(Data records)
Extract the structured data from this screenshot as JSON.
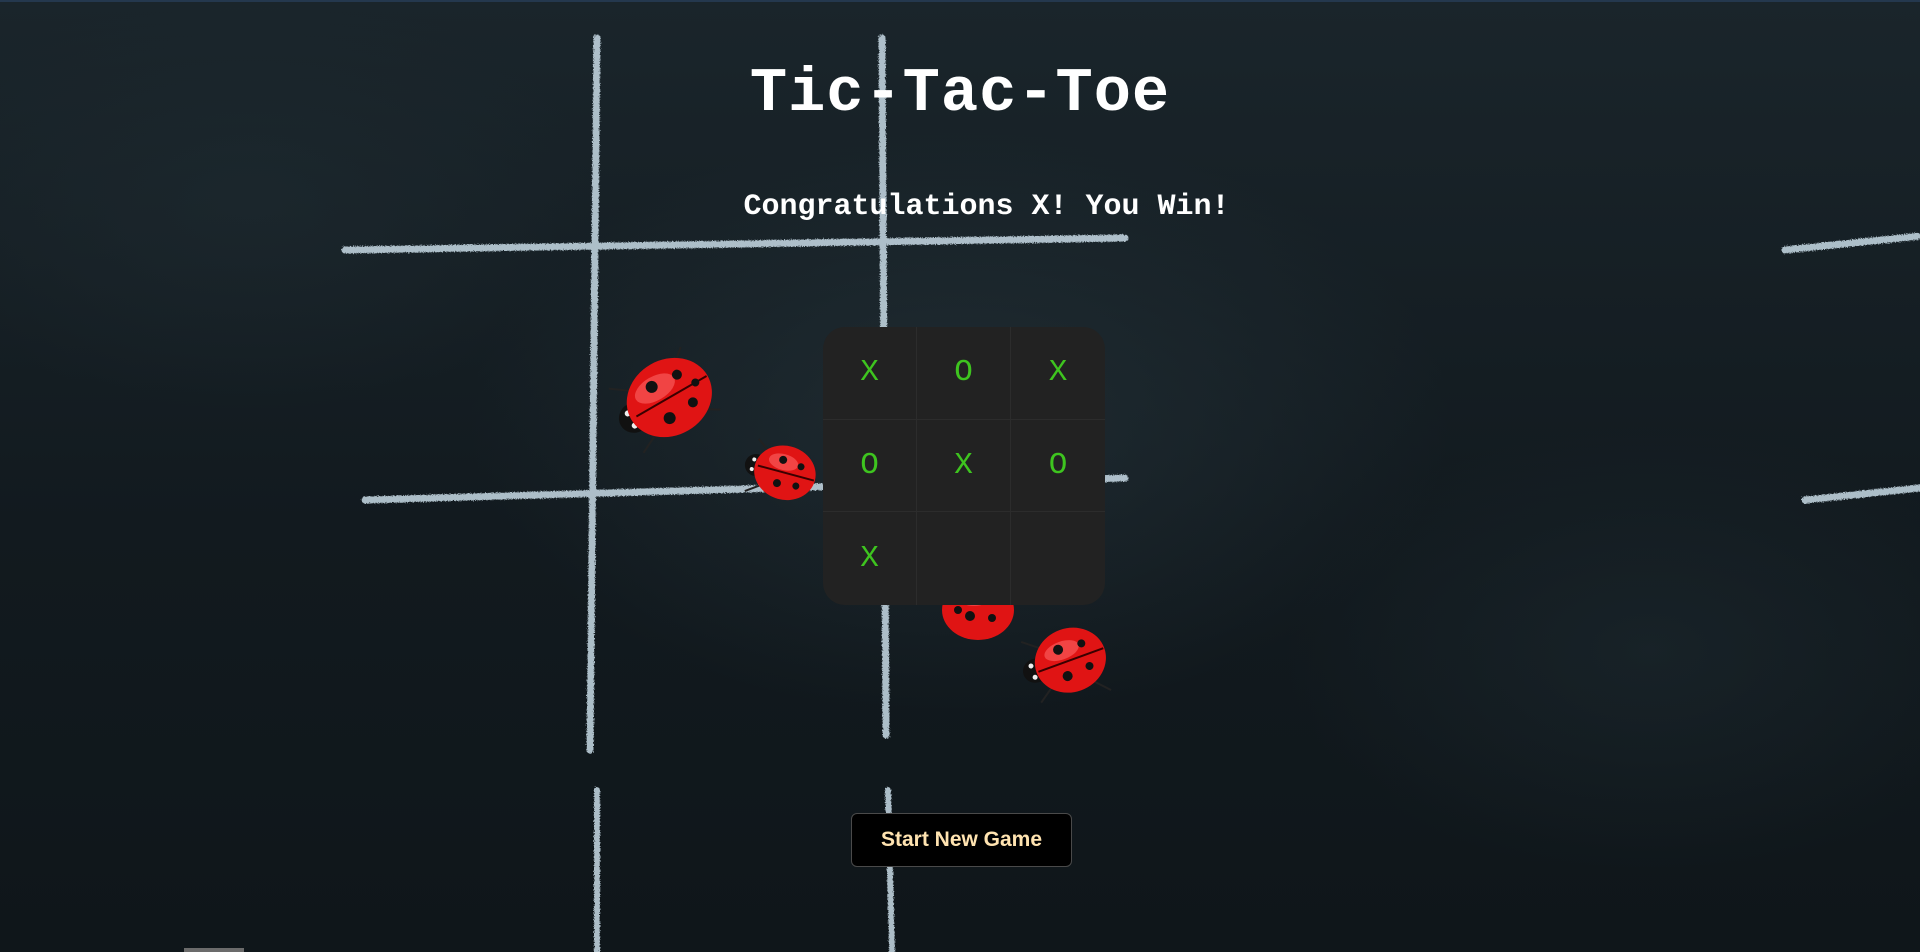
{
  "game": {
    "title": "Tic-Tac-Toe",
    "status_message": "Congratulations X! You Win!",
    "board": [
      [
        "X",
        "O",
        "X"
      ],
      [
        "O",
        "X",
        "O"
      ],
      [
        "X",
        "",
        ""
      ]
    ],
    "winner": "X",
    "new_game_label": "Start New Game"
  },
  "theme": {
    "background": "#131b20",
    "board_background": "#222222",
    "mark_color": "#3ec41f",
    "title_color": "#ffffff",
    "button_background": "#000000",
    "button_text_color": "#ffe3b0",
    "chalk_color": "#c8dbe6",
    "ladybug_color": "#e01414"
  },
  "decorations": {
    "background_art": "chalk-tic-tac-toe-grid-with-ladybugs"
  }
}
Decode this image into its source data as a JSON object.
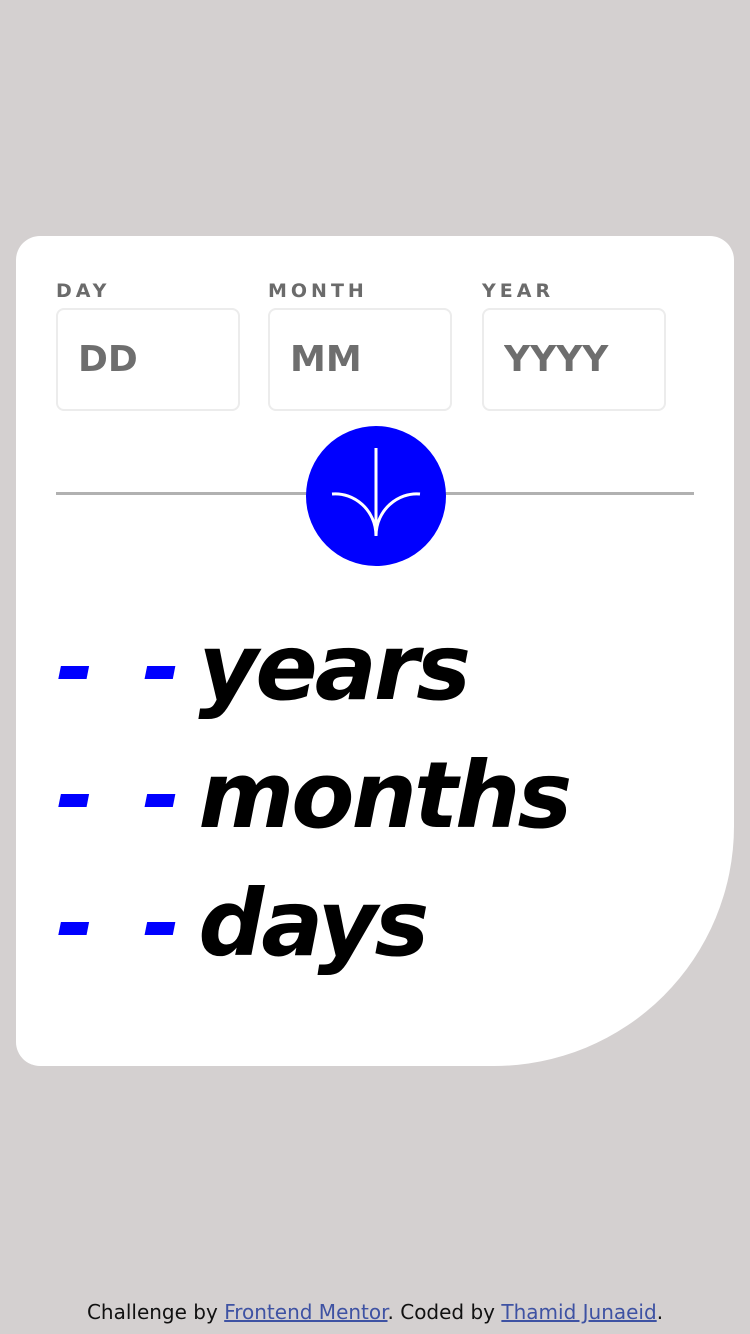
{
  "form": {
    "day": {
      "label": "DAY",
      "placeholder": "DD",
      "value": ""
    },
    "month": {
      "label": "MONTH",
      "placeholder": "MM",
      "value": ""
    },
    "year": {
      "label": "YEAR",
      "placeholder": "YYYY",
      "value": ""
    },
    "submit_icon": "arrow-down-icon"
  },
  "results": {
    "years": {
      "value": "- -",
      "unit": "years"
    },
    "months": {
      "value": "- -",
      "unit": "months"
    },
    "days": {
      "value": "- -",
      "unit": "days"
    }
  },
  "footer": {
    "prefix": "Challenge by",
    "link1": "Frontend Mentor",
    "middle": ". Coded by",
    "link2": "Thamid Junaeid",
    "suffix": "."
  },
  "colors": {
    "background": "#d4d0d0",
    "card": "#ffffff",
    "accent": "#0000ff",
    "label": "#6b6b6b",
    "link": "#3e52a3"
  }
}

## To be done
Give every line above again exactly, with no pictures.

## Result for this exercise
Extract the structured data from this screenshot as JSON.
{
  "game": {
    "title": "Tic-Tac-Toe",
    "status_message": "Congratulations X! You Win!",
    "board": [
      [
        "X",
        "O",
        "X"
      ],
      [
        "O",
        "X",
        "O"
      ],
      [
        "X",
        "",
        ""
      ]
    ],
    "winner": "X",
    "new_game_label": "Start New Game"
  },
  "theme": {
    "background": "#131b20",
    "board_background": "#222222",
    "mark_color": "#3ec41f",
    "title_color": "#ffffff",
    "button_background": "#000000",
    "button_text_color": "#ffe3b0",
    "chalk_color": "#c8dbe6",
    "ladybug_color": "#e01414"
  },
  "decorations": {
    "background_art": "chalk-tic-tac-toe-grid-with-ladybugs"
  }
}
Decode this image into its source data as a JSON object.
{
  "form": {
    "day": {
      "label": "DAY",
      "placeholder": "DD",
      "value": ""
    },
    "month": {
      "label": "MONTH",
      "placeholder": "MM",
      "value": ""
    },
    "year": {
      "label": "YEAR",
      "placeholder": "YYYY",
      "value": ""
    },
    "submit_icon": "arrow-down-icon"
  },
  "results": {
    "years": {
      "value": "- -",
      "unit": "years"
    },
    "months": {
      "value": "- -",
      "unit": "months"
    },
    "days": {
      "value": "- -",
      "unit": "days"
    }
  },
  "footer": {
    "prefix": "Challenge by",
    "link1": "Frontend Mentor",
    "middle": ". Coded by",
    "link2": "Thamid Junaeid",
    "suffix": "."
  },
  "colors": {
    "background": "#d4d0d0",
    "card": "#ffffff",
    "accent": "#0000ff",
    "label": "#6b6b6b",
    "link": "#3e52a3"
  }
}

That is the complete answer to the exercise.